(Source records)

--

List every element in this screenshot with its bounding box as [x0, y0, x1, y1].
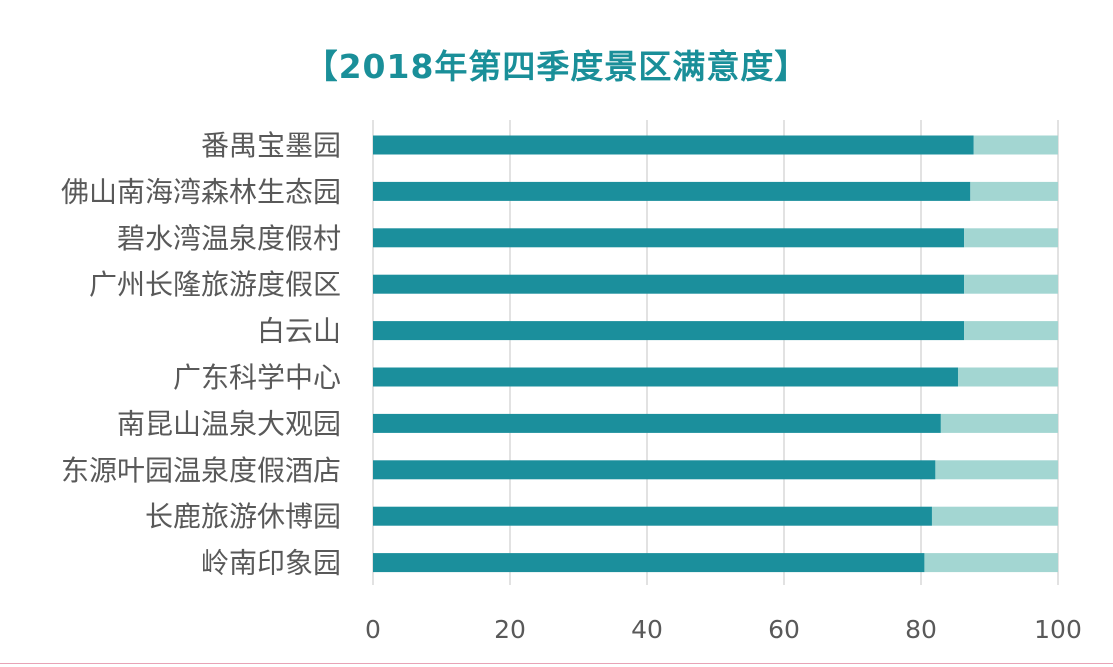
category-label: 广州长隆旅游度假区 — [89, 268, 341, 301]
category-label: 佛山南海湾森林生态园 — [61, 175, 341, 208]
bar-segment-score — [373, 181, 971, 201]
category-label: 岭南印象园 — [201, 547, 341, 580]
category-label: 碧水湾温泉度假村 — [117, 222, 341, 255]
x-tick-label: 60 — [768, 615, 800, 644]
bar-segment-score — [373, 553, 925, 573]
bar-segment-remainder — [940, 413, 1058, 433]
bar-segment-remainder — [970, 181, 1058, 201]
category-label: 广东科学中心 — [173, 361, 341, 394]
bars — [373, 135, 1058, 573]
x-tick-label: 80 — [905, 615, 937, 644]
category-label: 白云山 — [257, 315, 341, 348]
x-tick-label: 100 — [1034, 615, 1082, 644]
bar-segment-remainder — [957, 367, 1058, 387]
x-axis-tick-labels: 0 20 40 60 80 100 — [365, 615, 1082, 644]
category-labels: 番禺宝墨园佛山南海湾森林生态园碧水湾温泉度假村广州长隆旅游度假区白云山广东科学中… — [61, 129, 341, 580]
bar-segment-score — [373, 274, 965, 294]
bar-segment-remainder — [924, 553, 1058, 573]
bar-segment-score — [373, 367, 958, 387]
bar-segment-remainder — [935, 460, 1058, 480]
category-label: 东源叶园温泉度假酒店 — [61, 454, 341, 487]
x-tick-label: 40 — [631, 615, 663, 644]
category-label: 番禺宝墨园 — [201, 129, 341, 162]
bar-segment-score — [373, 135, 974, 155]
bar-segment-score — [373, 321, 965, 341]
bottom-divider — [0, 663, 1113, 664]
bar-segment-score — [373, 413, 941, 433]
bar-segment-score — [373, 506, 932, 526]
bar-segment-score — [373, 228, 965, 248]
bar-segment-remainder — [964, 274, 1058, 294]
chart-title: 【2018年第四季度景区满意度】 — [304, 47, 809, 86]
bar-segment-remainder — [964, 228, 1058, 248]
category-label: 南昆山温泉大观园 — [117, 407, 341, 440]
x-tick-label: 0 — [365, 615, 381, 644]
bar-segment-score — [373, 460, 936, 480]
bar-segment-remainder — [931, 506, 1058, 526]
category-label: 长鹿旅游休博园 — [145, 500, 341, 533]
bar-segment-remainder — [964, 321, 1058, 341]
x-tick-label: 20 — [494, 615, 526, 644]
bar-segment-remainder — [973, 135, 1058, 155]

--

● AIM OF THE TASK
Which lines in the listing contain the string "score"? Pull out each one, counting a match only when the case is the same.

● SOLUTION TO THE EXERCISE
bar-segment-score — [373, 181, 971, 201]
bar-segment-score — [373, 553, 925, 573]
bar-segment-score — [373, 274, 965, 294]
bar-segment-score — [373, 367, 958, 387]
bar-segment-score — [373, 135, 974, 155]
bar-segment-score — [373, 321, 965, 341]
bar-segment-score — [373, 413, 941, 433]
bar-segment-score — [373, 506, 932, 526]
bar-segment-score — [373, 228, 965, 248]
bar-segment-score — [373, 460, 936, 480]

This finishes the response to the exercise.